Data listing →
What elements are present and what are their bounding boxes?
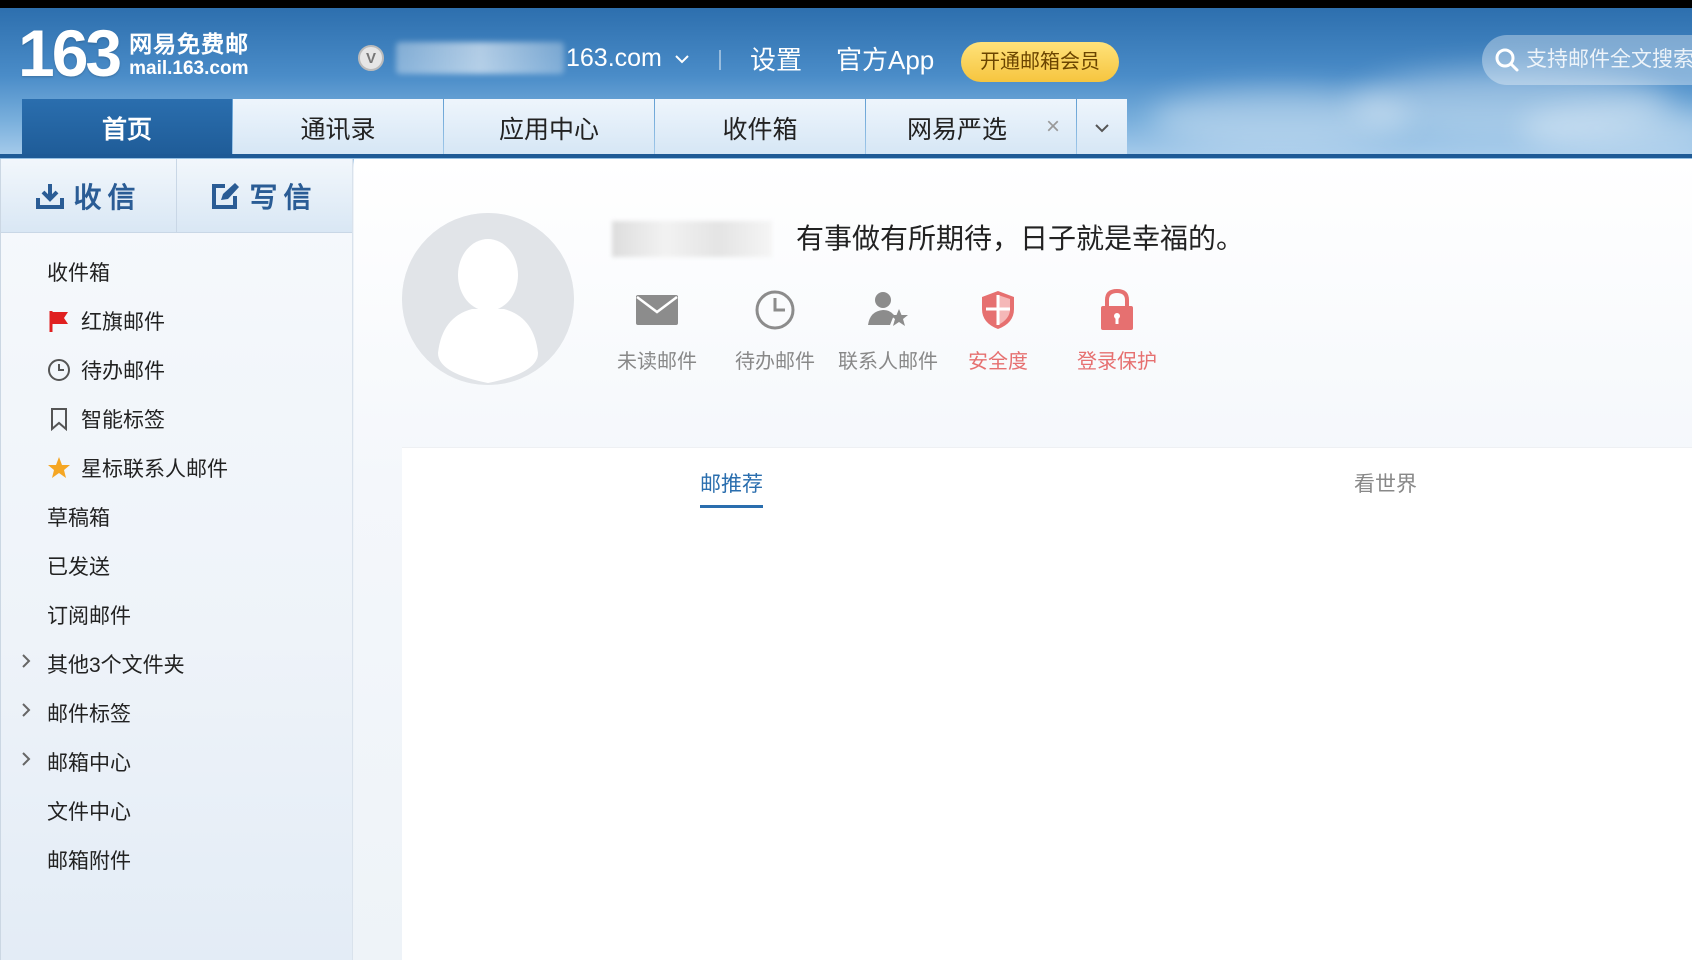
open-vip-button[interactable]: 开通邮箱会员: [961, 42, 1119, 82]
search-icon: [1495, 48, 1519, 72]
folder-file-center[interactable]: 文件中心: [1, 786, 352, 835]
logo-domain: mail.163.com: [129, 58, 249, 79]
folder-todo[interactable]: 待办邮件: [1, 345, 352, 394]
username-blurred: [612, 221, 772, 257]
folder-inbox[interactable]: 收件箱: [1, 247, 352, 296]
avatar[interactable]: [402, 213, 574, 385]
quick-link-label: 登录保护: [1077, 351, 1157, 373]
folder-red-flag[interactable]: 红旗邮件: [1, 296, 352, 345]
folder-label: 智能标签: [81, 408, 165, 432]
contact-star-icon: [866, 285, 910, 335]
tab-contacts[interactable]: 通讯录: [233, 99, 443, 156]
chevron-right-icon: [21, 702, 31, 723]
search-box[interactable]: [1482, 35, 1692, 85]
mail-actions: 收信 写信: [1, 159, 352, 233]
close-icon[interactable]: ×: [1046, 113, 1060, 141]
bookmark-icon: [47, 407, 71, 431]
shield-icon: [979, 285, 1017, 335]
tab-label: 收件箱: [722, 115, 798, 144]
folder-label: 待办邮件: [81, 359, 165, 383]
account-switcher[interactable]: V 163.com: [358, 38, 690, 78]
quick-link-label: 未读邮件: [617, 351, 697, 373]
account-name-blurred: [396, 42, 564, 74]
chevron-right-icon: [21, 653, 31, 674]
header-underline: [0, 154, 1692, 158]
folder-label: 草稿箱: [47, 506, 110, 530]
tab-home[interactable]: 首页: [22, 99, 232, 156]
home-content: 有事做有所期待，日子就是幸福的。 未读邮件 待办邮件 联系人邮件 安全度 登录保…: [354, 159, 1692, 960]
compose-icon: [212, 182, 240, 209]
todo-mail-link[interactable]: 待办邮件: [730, 285, 820, 374]
folder-label: 星标联系人邮件: [81, 457, 228, 481]
chevron-down-icon: [674, 48, 690, 69]
logo[interactable]: 163 网易免费邮 mail.163.com: [18, 20, 249, 86]
lock-icon: [1097, 285, 1137, 335]
envelope-icon: [635, 285, 679, 335]
mail-app: 163 网易免费邮 mail.163.com V 163.com 设置 官方Ap…: [0, 8, 1692, 960]
default-avatar-icon: [402, 213, 574, 385]
folder-label: 文件中心: [47, 800, 131, 824]
folder-smart-tags[interactable]: 智能标签: [1, 394, 352, 443]
logo-number: 163: [18, 16, 122, 90]
tab-label: 首页: [101, 115, 152, 144]
compose-label: 写信: [249, 181, 318, 213]
recommendation-panel: 邮推荐 看世界: [402, 447, 1692, 960]
star-icon: [47, 456, 71, 480]
security-level-link[interactable]: 安全度: [963, 285, 1033, 374]
chevron-right-icon: [21, 751, 31, 772]
receive-button[interactable]: 收信: [1, 159, 176, 232]
folder-attachments[interactable]: 邮箱附件: [1, 835, 352, 884]
quick-link-label: 待办邮件: [735, 351, 815, 373]
folder-label: 其他3个文件夹: [47, 653, 185, 677]
folder-drafts[interactable]: 草稿箱: [1, 492, 352, 541]
official-app-link[interactable]: 官方App: [836, 42, 934, 78]
download-icon: [36, 183, 65, 209]
clock-icon: [754, 285, 796, 335]
tab-label: 通讯录: [300, 115, 376, 144]
quick-link-label: 联系人邮件: [838, 351, 938, 373]
folder-sent[interactable]: 已发送: [1, 541, 352, 590]
chevron-down-icon: [1095, 123, 1109, 132]
tab-label: 应用中心: [498, 115, 599, 144]
clock-icon: [47, 358, 71, 382]
tabs-more-button[interactable]: [1077, 99, 1127, 156]
folder-label: 邮箱附件: [47, 849, 131, 873]
settings-link[interactable]: 设置: [750, 42, 802, 78]
sidebar: 收信 写信 收件箱 红旗邮件 待办邮件 智能标签 星标联系人邮件 草稿箱 已发送…: [0, 159, 353, 960]
compose-button[interactable]: 写信: [176, 159, 352, 232]
tab-label: 网易严选: [906, 115, 1007, 144]
contact-mail-link[interactable]: 联系人邮件: [836, 285, 940, 374]
red-flag-icon: [47, 309, 71, 333]
folder-mailbox-center[interactable]: 邮箱中心: [1, 737, 352, 786]
logo-title: 网易免费邮: [129, 31, 250, 57]
folder-label: 邮箱中心: [47, 751, 131, 775]
folder-label: 收件箱: [47, 261, 110, 285]
folder-label: 订阅邮件: [47, 604, 131, 628]
top-header: 163 网易免费邮 mail.163.com V 163.com 设置 官方Ap…: [0, 8, 1692, 158]
folder-label: 邮件标签: [47, 702, 131, 726]
header-divider: [719, 50, 721, 70]
quick-link-label: 安全度: [968, 351, 1028, 373]
vip-level-icon: V: [358, 45, 384, 71]
login-protection-link[interactable]: 登录保护: [1072, 285, 1162, 374]
tab-inbox[interactable]: 收件箱: [655, 99, 865, 156]
daily-motto: 有事做有所期待，日子就是幸福的。: [796, 223, 1245, 254]
folder-label: 已发送: [47, 555, 110, 579]
folder-starred-contacts[interactable]: 星标联系人邮件: [1, 443, 352, 492]
folder-subscriptions[interactable]: 订阅邮件: [1, 590, 352, 639]
folder-other-folders[interactable]: 其他3个文件夹: [1, 639, 352, 688]
tab-see-world[interactable]: 看世界: [1354, 468, 1417, 498]
tab-yanxuan[interactable]: 网易严选 ×: [866, 99, 1076, 156]
folder-label: 红旗邮件: [81, 310, 165, 334]
folder-mail-tags[interactable]: 邮件标签: [1, 688, 352, 737]
account-domain: 163.com: [566, 43, 662, 72]
tab-mail-recommend[interactable]: 邮推荐: [700, 468, 763, 508]
folder-list: 收件箱 红旗邮件 待办邮件 智能标签 星标联系人邮件 草稿箱 已发送 订阅邮件 …: [1, 233, 352, 884]
receive-label: 收信: [73, 181, 142, 213]
tab-app-center[interactable]: 应用中心: [444, 99, 654, 156]
main-tabs: 首页 通讯录 应用中心 收件箱 网易严选 ×: [22, 99, 1127, 158]
unread-mail-link[interactable]: 未读邮件: [612, 285, 702, 374]
search-input[interactable]: [1526, 48, 1692, 72]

Aim → Can you quote, character for character, the rows from the line with "open-vip-button[interactable]: 开通邮箱会员: [961, 42, 1119, 82]" to the line with "quick-link-label: 登录保护: [1077, 351, 1157, 373]", including both of those lines?

Result below →
open-vip-button[interactable]: 开通邮箱会员: [961, 42, 1119, 82]
search-icon: [1495, 48, 1519, 72]
folder-file-center[interactable]: 文件中心: [1, 786, 352, 835]
logo-domain: mail.163.com: [129, 58, 249, 79]
folder-todo[interactable]: 待办邮件: [1, 345, 352, 394]
username-blurred: [612, 221, 772, 257]
folder-inbox[interactable]: 收件箱: [1, 247, 352, 296]
avatar[interactable]: [402, 213, 574, 385]
quick-link-label: 登录保护: [1077, 351, 1157, 373]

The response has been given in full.